> **Excerpt to read**:

# source for plugs?



## lownote (Jan 3, 2008)

I'm trying to run four wires from an aristo accessory swtch in a locomotive boiler to a phoenix soundcard in a tender. So I'd need some kind of plug. There are already 2 two-wire plugs running between the engine and tender. So I'd like to find one of those flat connectors, like LGB uses. My LGB Mogul has a ribbon cable cming off the loco that terminates in a flat connector. Hard to describe-I was thinking if I could find an eight pole, flat connector I could even glue it in place to make it look sort of like the floor between the tender and the lco.

Is there a good source for plugs like that? My local radio shack has a male/female make-it-yourself plug that's way too big and of very poor quality

Any ideas?


PS I know I could put the souncard in the loco and then just run two wires for the speaker cable back in the tender. But even then I'd need a source for plugs, and I'd ideally like to turn 3 two wire plugs nto one 6 wire plug


----------



## nkelsey (Jan 4, 2008)

Check these http://www.allelectronics.com/cgi-bin/item/CON-240/189/2-CONDUCTOR_LOCKING_CONNECTORS_W__LEADS_.html 
Be careful with polarity, sometimes the colors switch between batches. 

Nick


----------



## Bruce Chandler (Jan 2, 2008)

Not cheap, but you might want to take a look at the Miniatronics plugs.











I've used them on a couple of my locomotives.   Note that they are NOT keyed.

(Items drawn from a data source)
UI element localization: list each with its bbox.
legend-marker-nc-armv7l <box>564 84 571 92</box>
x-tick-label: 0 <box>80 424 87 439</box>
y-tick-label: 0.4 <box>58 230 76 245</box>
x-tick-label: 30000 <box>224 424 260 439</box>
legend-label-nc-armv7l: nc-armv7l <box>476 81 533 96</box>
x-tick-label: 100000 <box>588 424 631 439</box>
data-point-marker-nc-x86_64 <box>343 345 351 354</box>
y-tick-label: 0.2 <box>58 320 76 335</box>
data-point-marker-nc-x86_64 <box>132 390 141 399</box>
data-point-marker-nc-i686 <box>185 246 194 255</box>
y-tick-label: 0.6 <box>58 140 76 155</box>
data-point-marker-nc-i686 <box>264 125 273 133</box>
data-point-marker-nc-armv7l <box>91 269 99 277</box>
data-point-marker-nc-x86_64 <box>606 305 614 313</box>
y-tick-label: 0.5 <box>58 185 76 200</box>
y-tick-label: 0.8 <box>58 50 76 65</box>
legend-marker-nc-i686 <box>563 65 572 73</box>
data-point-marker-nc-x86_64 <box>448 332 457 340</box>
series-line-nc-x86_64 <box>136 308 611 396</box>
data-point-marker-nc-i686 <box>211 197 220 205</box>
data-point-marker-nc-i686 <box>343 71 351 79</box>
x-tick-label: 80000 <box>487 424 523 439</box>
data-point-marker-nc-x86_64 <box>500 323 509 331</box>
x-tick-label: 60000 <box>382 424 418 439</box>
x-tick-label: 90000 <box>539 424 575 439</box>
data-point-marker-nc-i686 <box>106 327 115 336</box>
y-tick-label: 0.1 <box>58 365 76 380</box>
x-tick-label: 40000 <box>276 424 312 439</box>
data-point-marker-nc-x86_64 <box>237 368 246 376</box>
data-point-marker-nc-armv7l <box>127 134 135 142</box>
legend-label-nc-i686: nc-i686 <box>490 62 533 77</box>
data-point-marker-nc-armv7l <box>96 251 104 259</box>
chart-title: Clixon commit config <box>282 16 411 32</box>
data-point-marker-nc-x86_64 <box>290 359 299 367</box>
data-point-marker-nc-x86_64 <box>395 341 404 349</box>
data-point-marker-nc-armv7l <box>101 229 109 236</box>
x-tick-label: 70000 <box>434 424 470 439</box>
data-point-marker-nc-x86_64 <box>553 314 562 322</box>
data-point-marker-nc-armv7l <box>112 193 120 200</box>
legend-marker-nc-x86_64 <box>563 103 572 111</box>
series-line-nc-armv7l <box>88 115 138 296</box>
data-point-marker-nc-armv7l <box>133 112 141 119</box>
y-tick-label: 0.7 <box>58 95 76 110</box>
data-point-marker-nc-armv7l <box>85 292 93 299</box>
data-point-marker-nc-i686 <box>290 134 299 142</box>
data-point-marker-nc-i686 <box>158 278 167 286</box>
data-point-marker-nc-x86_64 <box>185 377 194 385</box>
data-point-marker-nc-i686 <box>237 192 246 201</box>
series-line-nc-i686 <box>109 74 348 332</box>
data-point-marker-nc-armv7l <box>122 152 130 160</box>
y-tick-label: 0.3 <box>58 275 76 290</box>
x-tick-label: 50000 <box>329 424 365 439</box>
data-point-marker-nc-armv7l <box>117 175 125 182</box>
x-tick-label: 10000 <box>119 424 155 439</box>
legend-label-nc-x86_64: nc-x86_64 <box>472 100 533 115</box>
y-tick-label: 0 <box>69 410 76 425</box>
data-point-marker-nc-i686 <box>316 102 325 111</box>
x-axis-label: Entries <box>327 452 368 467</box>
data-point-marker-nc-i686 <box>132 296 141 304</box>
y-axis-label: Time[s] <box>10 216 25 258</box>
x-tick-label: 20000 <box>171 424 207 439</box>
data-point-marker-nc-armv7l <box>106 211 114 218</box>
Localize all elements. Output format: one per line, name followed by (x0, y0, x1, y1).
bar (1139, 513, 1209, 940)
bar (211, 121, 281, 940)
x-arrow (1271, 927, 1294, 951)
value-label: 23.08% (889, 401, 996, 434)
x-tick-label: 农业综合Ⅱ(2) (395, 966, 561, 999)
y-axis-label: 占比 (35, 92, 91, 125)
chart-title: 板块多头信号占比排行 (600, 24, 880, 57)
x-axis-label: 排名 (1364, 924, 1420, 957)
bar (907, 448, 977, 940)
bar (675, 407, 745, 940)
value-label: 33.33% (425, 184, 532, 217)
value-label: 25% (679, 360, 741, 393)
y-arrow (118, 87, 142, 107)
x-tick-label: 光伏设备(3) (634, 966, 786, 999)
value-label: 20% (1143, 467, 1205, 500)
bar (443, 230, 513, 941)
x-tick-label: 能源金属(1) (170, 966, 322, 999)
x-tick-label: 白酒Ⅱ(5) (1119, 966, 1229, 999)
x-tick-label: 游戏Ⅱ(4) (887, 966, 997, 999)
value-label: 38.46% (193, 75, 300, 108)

> **Requirement**:
Please retype the stretch of the plug thread from "I'm trying to" through "and the lco.", keeping every character unchanged.

> **Output of the task**:
I'm trying to run four wires from an aristo accessory swtch in a locomotive boiler to a phoenix soundcard in a tender. So I'd need some kind of plug. There are already 2 two-wire plugs running between the engine and tender. So I'd like to find one of those flat connectors, like LGB uses. My LGB Mogul has a ribbon cable cming off the loco that terminates in a flat connector. Hard to describe-I was thinking if I could find an eight pole, flat connector I could even glue it in place to make it look sort of like the floor between the tender and the lco.